_YOUR GOAL_. Quote the passage on the attorneys general's letter to BlackRock-linked fund directors word for word, from "The letter raises" to "maximizing shareholder value.".

Montana Attorney General Austin Knudsen and 14 other state attorneys general are demanding answers from Blackrock-linked mutual fund directors as to potential conflicts of interest between the mutual funds they are managing. They are questioning whether BlackRock should continue as an investment adviser to the mutual funds in a letter sent last week. The attorneys general also raised concerns over the company’s Environmental, Social, and Governance (“ESG”) investments.

“Six of the nine Mutual Fund directors have a relationship with BlackRock as either a BlackRock employee or a board member of a company where BlackRock owns more than 5% and in many cases is the first or second largest shareholder,” Attorney General Knudsen wrote. “That financial entanglement between the Mutual Fund directors and BlackRock undermines the principles of independence undergirding the Investment Company Act of 1940, as well as state law principles of independence.”

The letter raises a number of concerns including financial relationships that could undermine director independence and over-boarding; whether there has been sufficient disclosure, oversight, and investigation into potential conflicts of interest by BlackRock as investment adviser to the mutual funds; and the actions of the directors related to BlackRock’s public commitments to use client assets for the purpose of advancing ESG goals rather than for the sole purpose of maximizing shareholder value.

_SOURCE DATA_.
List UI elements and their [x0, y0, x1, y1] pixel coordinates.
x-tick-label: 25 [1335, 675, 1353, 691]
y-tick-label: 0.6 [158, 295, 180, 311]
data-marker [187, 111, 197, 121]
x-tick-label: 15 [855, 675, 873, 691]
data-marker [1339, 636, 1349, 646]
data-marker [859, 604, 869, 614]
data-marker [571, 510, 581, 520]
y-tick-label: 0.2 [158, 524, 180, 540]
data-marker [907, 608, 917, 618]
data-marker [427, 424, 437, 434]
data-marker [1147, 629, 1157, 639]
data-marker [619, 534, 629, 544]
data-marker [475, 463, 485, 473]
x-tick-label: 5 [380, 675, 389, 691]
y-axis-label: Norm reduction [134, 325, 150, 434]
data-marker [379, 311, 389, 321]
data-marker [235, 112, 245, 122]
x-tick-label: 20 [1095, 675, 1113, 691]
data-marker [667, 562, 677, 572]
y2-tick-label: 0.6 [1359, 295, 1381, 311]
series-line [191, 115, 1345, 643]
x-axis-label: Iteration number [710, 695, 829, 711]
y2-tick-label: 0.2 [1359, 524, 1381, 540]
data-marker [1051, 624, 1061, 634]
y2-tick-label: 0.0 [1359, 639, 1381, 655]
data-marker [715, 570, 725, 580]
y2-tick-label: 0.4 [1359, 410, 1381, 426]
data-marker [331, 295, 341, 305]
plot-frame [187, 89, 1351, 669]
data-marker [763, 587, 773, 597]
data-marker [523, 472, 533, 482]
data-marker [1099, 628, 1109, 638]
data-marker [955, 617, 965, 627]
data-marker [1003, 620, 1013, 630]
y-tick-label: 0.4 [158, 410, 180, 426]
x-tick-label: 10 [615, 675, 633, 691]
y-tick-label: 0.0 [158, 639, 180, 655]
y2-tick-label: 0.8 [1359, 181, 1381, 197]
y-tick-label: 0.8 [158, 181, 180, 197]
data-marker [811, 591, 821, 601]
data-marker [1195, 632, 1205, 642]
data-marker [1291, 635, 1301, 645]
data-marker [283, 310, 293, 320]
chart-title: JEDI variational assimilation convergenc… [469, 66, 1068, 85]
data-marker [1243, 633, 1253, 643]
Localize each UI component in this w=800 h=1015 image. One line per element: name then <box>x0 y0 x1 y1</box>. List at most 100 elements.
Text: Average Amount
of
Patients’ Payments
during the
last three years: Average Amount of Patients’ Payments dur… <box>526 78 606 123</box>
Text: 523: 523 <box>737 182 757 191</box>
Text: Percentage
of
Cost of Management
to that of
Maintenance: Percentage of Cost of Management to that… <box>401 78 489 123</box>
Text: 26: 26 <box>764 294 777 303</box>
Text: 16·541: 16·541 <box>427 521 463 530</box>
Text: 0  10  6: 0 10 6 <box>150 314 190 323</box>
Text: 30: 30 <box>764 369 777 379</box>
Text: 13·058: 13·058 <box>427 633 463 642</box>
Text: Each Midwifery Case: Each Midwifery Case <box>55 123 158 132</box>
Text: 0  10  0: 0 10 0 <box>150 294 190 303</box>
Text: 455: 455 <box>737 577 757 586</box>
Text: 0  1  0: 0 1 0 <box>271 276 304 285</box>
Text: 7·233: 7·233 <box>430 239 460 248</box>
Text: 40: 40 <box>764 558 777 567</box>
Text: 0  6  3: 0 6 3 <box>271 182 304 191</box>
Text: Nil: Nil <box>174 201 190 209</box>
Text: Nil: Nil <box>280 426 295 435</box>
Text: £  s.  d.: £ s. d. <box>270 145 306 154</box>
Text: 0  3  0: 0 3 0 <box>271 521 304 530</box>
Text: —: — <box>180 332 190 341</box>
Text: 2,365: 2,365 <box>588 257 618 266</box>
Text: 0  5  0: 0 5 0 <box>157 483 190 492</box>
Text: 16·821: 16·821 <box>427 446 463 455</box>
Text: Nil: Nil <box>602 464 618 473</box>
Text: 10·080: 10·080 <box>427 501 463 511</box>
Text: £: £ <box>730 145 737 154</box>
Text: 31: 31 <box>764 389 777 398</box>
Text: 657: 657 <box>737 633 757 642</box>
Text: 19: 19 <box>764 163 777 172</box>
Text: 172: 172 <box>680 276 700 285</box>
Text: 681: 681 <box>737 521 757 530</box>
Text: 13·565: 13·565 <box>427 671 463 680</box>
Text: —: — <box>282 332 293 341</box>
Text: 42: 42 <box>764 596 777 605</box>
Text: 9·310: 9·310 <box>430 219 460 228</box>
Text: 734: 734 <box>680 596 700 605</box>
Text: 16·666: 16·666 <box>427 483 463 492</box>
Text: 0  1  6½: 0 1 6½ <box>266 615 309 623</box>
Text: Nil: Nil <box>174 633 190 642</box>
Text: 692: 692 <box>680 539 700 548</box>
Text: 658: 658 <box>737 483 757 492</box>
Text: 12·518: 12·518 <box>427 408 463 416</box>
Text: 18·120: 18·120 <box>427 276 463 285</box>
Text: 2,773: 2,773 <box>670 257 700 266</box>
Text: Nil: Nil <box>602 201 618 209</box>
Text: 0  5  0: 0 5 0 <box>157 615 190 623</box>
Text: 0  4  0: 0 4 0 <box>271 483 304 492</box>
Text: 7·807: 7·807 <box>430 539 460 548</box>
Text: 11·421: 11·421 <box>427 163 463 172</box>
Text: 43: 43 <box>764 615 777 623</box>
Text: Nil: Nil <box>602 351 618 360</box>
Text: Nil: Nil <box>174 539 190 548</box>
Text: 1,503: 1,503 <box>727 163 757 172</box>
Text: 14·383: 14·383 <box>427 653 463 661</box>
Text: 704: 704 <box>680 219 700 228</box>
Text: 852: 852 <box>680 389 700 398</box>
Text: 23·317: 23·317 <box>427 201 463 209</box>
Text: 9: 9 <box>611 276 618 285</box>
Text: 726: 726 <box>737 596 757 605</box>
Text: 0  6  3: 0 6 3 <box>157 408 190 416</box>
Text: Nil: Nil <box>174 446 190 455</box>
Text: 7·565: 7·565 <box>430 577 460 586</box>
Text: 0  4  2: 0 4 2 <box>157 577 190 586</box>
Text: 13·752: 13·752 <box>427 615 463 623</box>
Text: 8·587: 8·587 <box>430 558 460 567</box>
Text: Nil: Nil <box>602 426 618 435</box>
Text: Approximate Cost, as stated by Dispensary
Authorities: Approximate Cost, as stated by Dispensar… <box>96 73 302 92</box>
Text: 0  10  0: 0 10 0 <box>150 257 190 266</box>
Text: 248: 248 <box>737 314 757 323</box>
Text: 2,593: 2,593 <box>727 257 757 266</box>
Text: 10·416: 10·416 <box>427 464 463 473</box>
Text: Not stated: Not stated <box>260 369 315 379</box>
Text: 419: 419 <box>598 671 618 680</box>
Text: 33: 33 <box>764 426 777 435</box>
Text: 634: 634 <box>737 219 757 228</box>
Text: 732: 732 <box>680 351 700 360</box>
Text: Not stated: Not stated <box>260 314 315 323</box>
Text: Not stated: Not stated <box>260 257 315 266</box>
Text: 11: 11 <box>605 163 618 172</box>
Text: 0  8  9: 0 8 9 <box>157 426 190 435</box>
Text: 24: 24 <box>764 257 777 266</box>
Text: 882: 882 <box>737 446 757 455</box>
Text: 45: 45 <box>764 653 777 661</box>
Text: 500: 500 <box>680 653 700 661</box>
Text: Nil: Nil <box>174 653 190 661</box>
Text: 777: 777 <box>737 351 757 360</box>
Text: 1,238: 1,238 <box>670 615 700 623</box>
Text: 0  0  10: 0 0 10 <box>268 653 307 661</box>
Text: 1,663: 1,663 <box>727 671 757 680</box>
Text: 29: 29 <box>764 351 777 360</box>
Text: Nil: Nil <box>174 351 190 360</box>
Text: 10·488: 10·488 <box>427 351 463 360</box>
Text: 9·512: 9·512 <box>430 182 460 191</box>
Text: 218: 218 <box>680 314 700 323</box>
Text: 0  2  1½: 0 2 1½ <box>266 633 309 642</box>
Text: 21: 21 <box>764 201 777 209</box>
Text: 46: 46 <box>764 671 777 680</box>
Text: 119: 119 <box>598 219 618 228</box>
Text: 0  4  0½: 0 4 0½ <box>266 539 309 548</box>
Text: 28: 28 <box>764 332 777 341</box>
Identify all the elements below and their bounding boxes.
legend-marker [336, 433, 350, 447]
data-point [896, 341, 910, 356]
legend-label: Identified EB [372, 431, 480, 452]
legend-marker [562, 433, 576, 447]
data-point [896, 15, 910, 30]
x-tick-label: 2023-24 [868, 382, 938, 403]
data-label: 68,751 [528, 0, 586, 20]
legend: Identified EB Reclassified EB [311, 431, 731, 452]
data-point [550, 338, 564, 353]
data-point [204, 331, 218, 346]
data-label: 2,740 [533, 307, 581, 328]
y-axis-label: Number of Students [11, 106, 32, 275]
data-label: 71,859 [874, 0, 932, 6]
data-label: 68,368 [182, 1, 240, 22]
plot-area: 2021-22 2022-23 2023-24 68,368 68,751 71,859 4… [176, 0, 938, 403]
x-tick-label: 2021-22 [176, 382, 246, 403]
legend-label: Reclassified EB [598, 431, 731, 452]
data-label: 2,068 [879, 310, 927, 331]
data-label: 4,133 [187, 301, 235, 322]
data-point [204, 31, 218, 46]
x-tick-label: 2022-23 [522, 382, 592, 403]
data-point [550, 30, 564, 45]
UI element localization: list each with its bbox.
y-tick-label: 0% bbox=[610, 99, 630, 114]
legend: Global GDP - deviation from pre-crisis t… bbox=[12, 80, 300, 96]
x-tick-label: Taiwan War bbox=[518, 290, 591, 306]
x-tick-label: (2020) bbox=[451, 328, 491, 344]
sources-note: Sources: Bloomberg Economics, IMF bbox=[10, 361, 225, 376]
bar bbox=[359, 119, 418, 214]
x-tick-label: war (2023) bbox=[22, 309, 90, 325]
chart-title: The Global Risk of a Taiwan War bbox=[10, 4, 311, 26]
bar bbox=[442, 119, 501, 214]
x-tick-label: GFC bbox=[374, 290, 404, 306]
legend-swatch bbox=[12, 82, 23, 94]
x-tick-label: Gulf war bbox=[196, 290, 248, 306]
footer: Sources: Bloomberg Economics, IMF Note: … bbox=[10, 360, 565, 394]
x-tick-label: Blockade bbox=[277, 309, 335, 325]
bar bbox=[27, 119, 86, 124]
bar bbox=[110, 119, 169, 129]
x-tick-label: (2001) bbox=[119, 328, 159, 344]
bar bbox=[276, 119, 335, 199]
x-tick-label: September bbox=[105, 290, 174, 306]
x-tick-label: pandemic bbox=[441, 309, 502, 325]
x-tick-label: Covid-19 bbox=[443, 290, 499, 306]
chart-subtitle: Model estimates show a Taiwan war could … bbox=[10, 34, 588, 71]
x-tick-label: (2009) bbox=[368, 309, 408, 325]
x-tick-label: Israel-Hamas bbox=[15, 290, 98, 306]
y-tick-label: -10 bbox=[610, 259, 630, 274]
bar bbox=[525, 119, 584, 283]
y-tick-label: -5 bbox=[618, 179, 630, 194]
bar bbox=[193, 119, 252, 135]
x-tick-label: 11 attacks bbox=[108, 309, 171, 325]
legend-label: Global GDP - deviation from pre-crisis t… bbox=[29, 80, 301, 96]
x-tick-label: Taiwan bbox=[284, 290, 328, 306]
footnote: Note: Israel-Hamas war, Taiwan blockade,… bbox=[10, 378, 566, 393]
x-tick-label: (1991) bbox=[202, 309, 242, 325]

_COMPLETED TASK_.
The letter raises a number of concerns including financial relationships that could undermine director independence and over-boarding; whether there has been sufficient disclosure, oversight, and investigation into potential conflicts of interest by BlackRock as investment adviser to the mutual funds; and the actions of the directors related to BlackRock’s public commitments to use client assets for the purpose of advancing ESG goals rather than for the sole purpose of maximizing shareholder value.